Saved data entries
____

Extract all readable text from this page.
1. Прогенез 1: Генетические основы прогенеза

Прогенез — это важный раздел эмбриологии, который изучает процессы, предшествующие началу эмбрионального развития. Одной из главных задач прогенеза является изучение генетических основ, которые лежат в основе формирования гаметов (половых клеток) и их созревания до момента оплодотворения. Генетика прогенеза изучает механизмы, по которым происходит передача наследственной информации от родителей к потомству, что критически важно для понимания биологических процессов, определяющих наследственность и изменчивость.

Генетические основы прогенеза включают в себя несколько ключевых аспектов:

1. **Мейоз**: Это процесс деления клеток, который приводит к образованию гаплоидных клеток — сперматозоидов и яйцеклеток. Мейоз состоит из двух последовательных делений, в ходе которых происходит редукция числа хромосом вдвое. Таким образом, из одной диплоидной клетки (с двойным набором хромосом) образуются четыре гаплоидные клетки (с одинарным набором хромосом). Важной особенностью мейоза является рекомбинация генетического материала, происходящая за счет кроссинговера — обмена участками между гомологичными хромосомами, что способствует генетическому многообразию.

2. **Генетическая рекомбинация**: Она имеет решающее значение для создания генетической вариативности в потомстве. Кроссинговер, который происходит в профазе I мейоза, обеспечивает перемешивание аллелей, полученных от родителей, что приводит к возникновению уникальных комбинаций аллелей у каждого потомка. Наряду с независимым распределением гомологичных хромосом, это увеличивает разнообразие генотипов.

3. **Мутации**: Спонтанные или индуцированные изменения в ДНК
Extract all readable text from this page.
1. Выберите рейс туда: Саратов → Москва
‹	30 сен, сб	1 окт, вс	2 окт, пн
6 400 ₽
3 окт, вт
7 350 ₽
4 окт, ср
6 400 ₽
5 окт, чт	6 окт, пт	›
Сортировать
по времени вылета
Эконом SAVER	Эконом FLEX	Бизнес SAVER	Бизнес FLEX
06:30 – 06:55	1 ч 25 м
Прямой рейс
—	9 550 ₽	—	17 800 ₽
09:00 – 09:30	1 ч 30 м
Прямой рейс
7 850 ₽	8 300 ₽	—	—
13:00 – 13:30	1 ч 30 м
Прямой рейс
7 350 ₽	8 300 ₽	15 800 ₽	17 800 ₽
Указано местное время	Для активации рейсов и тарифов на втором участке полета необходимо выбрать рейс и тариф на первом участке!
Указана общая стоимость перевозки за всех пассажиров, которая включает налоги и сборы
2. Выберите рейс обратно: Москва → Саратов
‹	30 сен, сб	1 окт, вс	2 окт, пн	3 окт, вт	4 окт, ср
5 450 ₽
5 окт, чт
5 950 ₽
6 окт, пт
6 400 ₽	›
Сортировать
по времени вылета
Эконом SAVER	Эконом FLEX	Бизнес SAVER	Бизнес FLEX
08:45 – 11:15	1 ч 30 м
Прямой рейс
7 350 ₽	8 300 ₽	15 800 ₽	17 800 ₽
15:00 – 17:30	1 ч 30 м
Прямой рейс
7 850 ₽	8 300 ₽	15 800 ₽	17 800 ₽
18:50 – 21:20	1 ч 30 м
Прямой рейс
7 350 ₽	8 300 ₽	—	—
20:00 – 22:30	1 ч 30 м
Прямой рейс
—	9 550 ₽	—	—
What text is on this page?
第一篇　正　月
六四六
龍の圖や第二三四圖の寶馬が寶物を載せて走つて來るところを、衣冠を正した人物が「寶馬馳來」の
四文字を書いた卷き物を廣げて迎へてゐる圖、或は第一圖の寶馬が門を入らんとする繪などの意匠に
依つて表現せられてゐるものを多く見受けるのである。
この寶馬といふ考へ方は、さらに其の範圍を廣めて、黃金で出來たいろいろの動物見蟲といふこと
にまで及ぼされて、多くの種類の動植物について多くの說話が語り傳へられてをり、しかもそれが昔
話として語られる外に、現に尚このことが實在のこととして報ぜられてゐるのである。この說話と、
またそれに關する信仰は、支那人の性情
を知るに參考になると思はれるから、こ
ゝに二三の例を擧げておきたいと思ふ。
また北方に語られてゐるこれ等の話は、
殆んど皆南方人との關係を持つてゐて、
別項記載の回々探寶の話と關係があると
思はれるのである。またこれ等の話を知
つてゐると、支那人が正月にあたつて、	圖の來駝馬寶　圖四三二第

____

_PROBLEM TO SOLVE_.
In the records, locate each line holding the string "Москва" and copy it.

_ANSWER BELOW_.
1. Выберите рейс туда: Саратов → Москва
2. Выберите рейс обратно: Москва → Саратов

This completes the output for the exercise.